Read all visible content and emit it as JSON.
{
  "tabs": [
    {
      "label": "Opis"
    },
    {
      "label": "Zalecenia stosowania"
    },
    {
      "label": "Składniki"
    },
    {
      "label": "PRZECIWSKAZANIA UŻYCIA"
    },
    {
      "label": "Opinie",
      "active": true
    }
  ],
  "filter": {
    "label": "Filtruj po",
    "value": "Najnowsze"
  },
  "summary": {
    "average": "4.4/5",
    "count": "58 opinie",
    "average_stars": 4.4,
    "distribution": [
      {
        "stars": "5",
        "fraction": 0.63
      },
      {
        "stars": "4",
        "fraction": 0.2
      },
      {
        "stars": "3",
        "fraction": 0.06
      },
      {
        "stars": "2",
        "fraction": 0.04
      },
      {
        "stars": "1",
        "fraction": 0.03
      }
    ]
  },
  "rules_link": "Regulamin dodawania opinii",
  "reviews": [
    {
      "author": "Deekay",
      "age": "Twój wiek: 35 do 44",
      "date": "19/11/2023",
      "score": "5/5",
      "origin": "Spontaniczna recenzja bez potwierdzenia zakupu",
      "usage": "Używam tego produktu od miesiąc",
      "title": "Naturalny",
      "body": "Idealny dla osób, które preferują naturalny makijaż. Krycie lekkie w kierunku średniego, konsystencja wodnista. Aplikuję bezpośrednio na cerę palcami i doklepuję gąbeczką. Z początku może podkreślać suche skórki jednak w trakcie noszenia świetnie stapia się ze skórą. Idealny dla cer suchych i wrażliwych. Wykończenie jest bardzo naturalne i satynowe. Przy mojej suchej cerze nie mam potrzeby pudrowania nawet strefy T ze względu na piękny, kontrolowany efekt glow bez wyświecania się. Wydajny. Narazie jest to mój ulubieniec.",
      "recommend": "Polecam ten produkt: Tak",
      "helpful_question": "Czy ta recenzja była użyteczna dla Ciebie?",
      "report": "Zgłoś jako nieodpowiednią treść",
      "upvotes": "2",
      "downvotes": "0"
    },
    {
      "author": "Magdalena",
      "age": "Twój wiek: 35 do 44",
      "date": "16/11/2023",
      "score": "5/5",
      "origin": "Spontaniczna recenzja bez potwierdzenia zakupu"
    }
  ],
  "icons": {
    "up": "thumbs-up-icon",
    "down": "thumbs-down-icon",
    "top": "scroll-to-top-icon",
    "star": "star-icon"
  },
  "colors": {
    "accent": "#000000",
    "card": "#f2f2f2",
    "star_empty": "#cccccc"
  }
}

++++++++

Requirement:
Provide only the count of lines in the material above that hold the word "thumbs".

Full solution:
2